== Instrucciones de la tarea ==
Transcribe sin ningún cambio la parte del fragmento sobre el bloqueo a Cuba que va entre "En 1992 fue" y "como Ley Helms-Burton.", ambos incluidos.

== Fragmento citado ==
┏━━

Otro grupo de normativas fue adoptado en 1963 bajo el nombre de Regulaciones para el Control de los Activos Cubanos, entre ellas la prohibición impuesta a los ciudadanos estadounidenses de viajar a Cuba.
En virtud de las prerrogativas de que goza el Presidente en materia de política exterior y la amplia facultad discrecional que concede la Ley de Comercio con el Enemigo al Ejecutivo estadounidense, las sucesivas administraciones modificaron y aprobaron nuevas regulaciones para arreciar el bloqueo.
En 1992 fue aprobado por el Congreso norteamericano un nuevo y sustancial incremento a la compleja madeja de sanciones que comprende el bloqueo: la Ley para la Democracia Cubana o Ley Torricelli.
Cuatro años más tarde, en 1996, quedó promulgada la Ley para la Libertad y la Solidaridad Democrática Cubana, conocida como Ley Helms-Burton.

┗━━

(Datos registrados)
┏━━

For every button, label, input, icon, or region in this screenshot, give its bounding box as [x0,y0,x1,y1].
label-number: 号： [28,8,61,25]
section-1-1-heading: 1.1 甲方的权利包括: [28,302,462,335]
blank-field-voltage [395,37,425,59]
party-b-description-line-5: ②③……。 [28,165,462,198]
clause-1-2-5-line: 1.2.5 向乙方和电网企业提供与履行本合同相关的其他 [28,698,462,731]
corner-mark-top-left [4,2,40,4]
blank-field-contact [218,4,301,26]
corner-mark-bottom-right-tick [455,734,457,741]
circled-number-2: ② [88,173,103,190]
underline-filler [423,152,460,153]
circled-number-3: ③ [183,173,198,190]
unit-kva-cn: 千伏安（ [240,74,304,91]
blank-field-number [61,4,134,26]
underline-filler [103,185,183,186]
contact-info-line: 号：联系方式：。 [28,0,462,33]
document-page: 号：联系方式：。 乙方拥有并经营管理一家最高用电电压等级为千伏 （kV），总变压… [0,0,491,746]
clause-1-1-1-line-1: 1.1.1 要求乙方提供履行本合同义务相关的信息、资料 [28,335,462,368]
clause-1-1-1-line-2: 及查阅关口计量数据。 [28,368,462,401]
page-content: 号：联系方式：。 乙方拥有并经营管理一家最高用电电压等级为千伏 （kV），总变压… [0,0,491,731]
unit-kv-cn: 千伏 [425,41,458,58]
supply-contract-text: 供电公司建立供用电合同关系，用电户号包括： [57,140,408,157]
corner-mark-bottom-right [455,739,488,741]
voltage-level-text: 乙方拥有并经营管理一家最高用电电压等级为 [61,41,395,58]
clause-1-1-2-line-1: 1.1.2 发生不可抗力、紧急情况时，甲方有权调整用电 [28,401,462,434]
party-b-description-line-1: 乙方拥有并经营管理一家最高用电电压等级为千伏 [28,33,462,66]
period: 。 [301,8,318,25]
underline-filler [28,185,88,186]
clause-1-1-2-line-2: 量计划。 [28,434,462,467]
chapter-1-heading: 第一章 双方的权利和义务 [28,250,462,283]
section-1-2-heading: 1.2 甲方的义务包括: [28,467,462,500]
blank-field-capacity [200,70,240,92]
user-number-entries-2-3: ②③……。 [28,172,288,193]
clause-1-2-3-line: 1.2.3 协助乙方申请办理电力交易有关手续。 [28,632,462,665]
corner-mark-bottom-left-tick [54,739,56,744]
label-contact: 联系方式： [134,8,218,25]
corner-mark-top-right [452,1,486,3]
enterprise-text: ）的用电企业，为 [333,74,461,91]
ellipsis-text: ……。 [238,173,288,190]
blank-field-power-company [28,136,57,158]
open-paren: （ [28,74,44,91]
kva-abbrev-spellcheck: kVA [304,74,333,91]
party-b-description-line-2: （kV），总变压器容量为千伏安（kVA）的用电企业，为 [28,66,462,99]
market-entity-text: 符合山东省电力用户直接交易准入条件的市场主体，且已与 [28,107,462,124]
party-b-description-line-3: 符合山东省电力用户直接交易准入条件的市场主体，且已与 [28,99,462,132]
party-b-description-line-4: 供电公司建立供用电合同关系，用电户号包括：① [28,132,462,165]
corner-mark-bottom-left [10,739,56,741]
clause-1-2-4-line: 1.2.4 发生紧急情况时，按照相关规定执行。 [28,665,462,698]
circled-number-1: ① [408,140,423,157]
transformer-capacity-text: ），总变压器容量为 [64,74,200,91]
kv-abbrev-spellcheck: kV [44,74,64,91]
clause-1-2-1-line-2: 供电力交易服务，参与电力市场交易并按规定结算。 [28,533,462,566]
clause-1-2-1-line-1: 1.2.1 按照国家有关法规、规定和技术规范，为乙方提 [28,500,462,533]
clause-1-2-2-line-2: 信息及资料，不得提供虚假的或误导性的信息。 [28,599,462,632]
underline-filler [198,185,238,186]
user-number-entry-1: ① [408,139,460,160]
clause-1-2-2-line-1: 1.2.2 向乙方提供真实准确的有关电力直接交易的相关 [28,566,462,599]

┗━━

== Resultado del ejercicio ==
En 1992 fue aprobado por el Congreso norteamericano un nuevo y sustancial incremento a la compleja madeja de sanciones que comprende el bloqueo: la Ley para la Democracia Cubana o Ley Torricelli.
Cuatro años más tarde, en 1996, quedó promulgada la Ley para la Libertad y la Solidaridad Democrática Cubana, conocida como Ley Helms-Burton.